- _Figure collection entries_:
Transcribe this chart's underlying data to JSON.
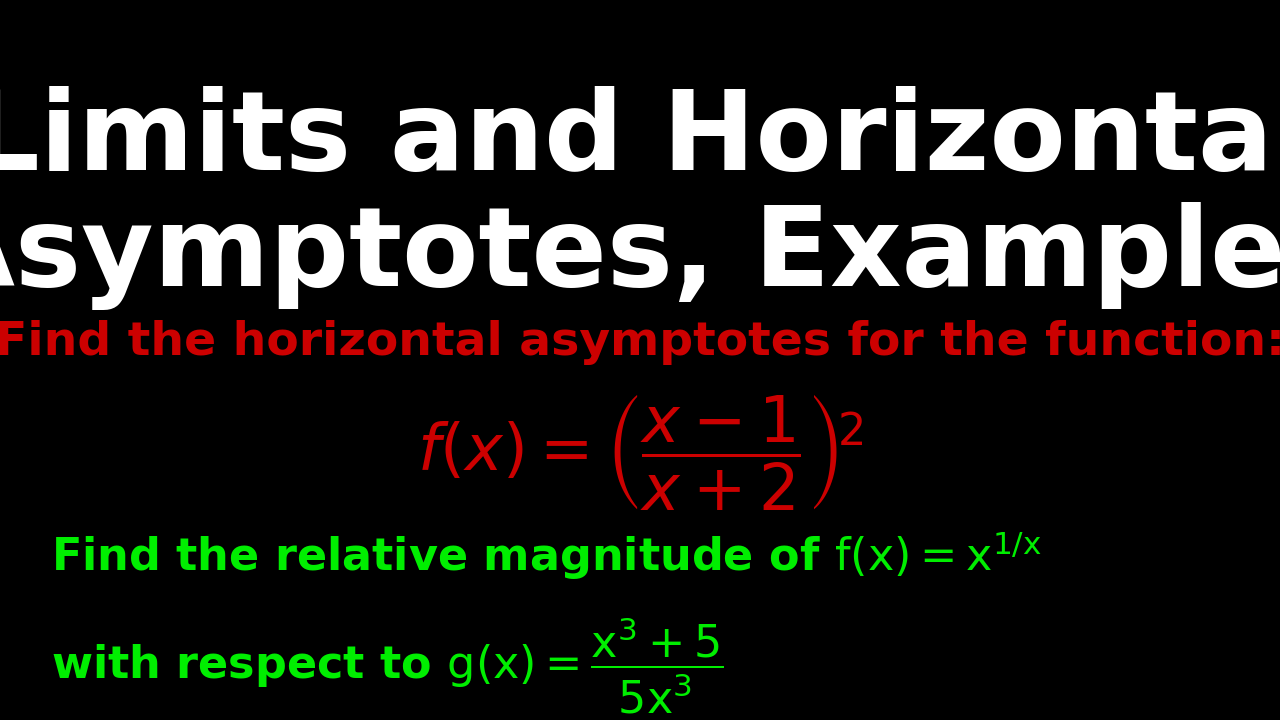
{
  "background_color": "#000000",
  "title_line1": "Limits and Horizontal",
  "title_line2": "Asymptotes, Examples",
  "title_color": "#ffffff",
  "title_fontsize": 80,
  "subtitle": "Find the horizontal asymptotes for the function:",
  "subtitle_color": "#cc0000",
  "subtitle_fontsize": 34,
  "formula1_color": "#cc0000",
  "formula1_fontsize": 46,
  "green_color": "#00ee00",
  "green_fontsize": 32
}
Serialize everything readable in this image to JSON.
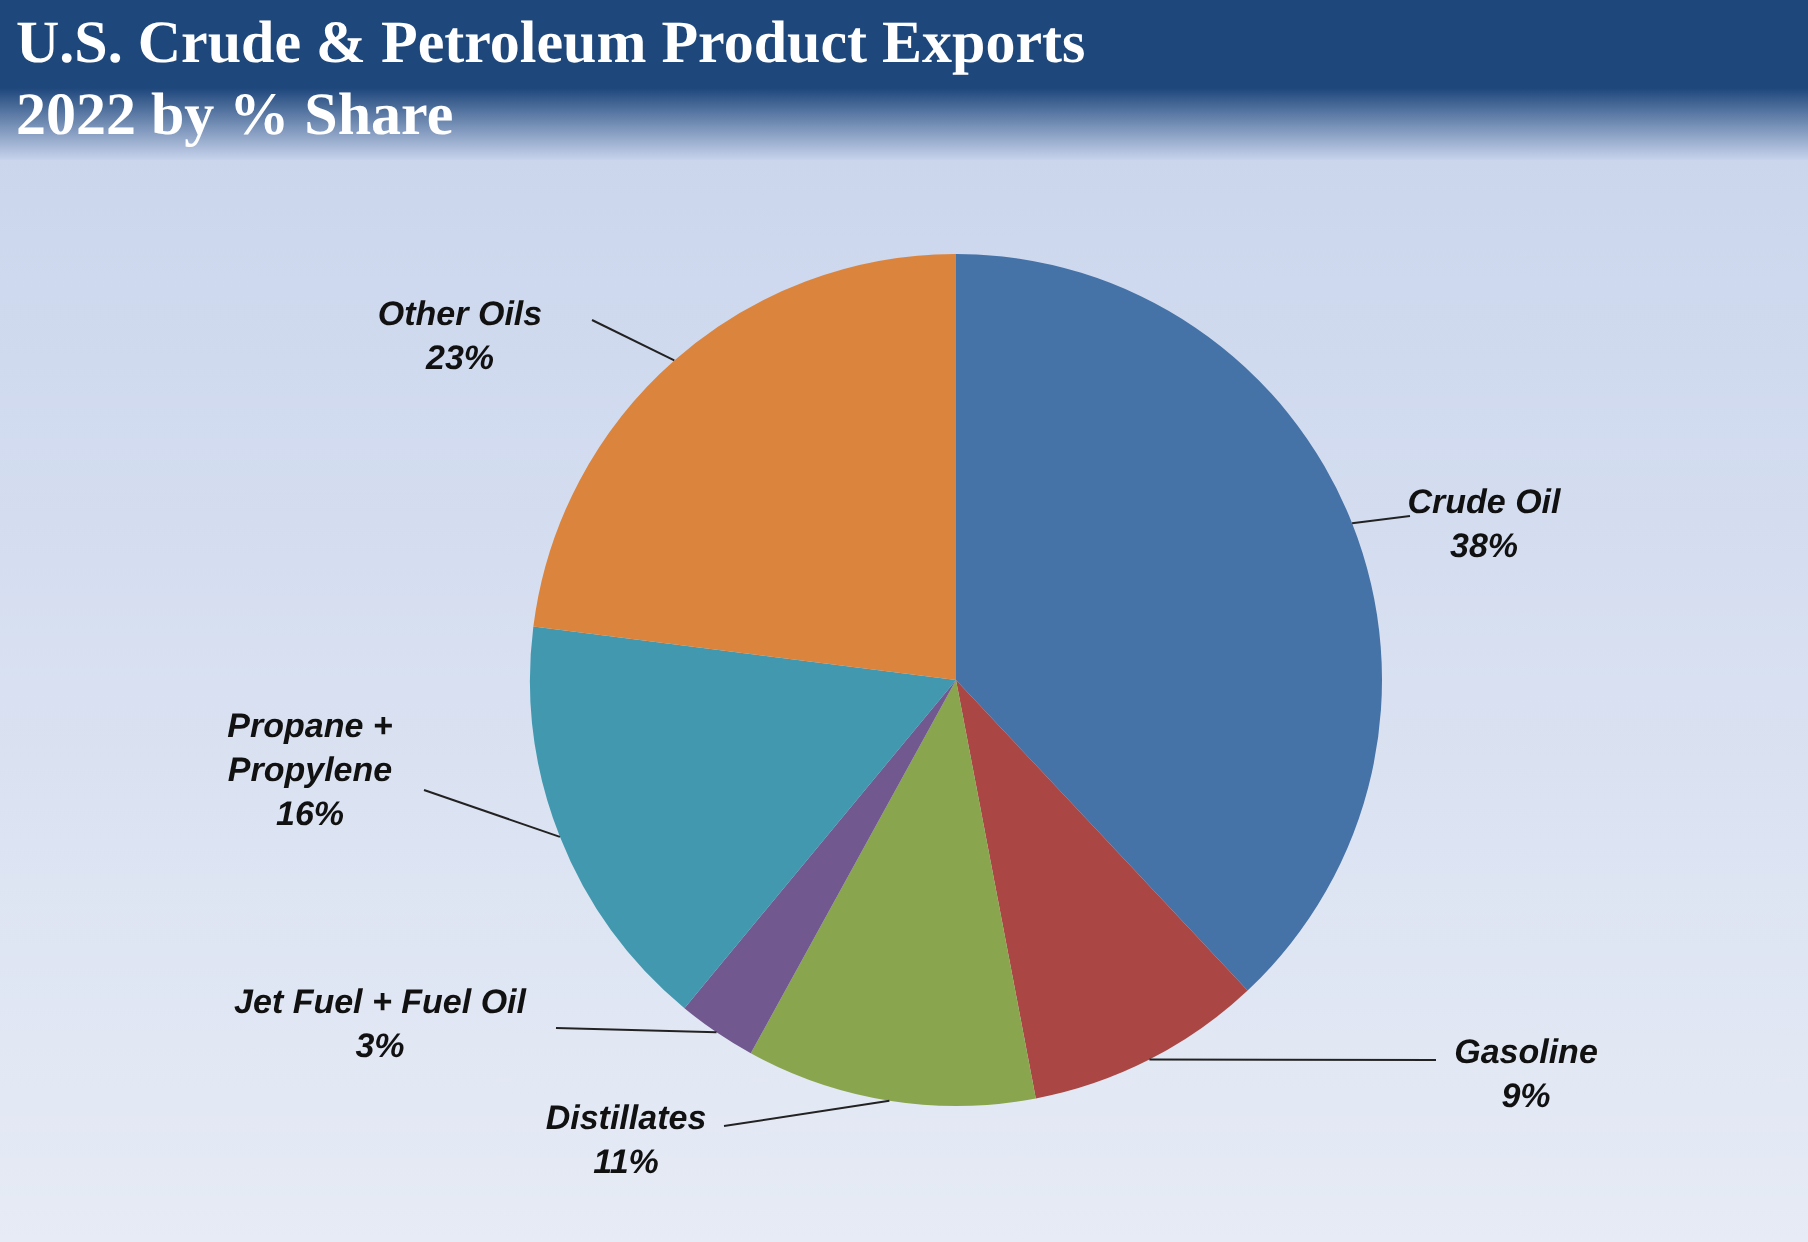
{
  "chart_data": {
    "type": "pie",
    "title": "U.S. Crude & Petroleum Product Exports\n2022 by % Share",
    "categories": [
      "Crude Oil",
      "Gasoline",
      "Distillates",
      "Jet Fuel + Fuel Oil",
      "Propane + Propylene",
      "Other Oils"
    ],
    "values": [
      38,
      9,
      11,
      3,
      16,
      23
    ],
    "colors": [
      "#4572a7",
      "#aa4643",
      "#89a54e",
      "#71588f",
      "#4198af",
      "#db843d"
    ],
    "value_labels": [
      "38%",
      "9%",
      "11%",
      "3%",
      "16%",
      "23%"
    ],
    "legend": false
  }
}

- _The exercise_:
Repeat all of the data above word for word, minus the pictures.

- _Full output_:
Transcribe this chart's underlying data to JSON.
{
  "background_color": "#000000",
  "title_line1": "Limits and Horizontal",
  "title_line2": "Asymptotes, Examples",
  "title_color": "#ffffff",
  "title_fontsize": 80,
  "subtitle": "Find the horizontal asymptotes for the function:",
  "subtitle_color": "#cc0000",
  "subtitle_fontsize": 34,
  "formula1_color": "#cc0000",
  "formula1_fontsize": 46,
  "green_color": "#00ee00",
  "green_fontsize": 32
}
Serialize everything readable in this image to JSON.
{
  "chart_data": {
    "type": "pie",
    "title": "U.S. Crude & Petroleum Product Exports\n2022 by % Share",
    "categories": [
      "Crude Oil",
      "Gasoline",
      "Distillates",
      "Jet Fuel + Fuel Oil",
      "Propane + Propylene",
      "Other Oils"
    ],
    "values": [
      38,
      9,
      11,
      3,
      16,
      23
    ],
    "colors": [
      "#4572a7",
      "#aa4643",
      "#89a54e",
      "#71588f",
      "#4198af",
      "#db843d"
    ],
    "value_labels": [
      "38%",
      "9%",
      "11%",
      "3%",
      "16%",
      "23%"
    ],
    "legend": false
  }
}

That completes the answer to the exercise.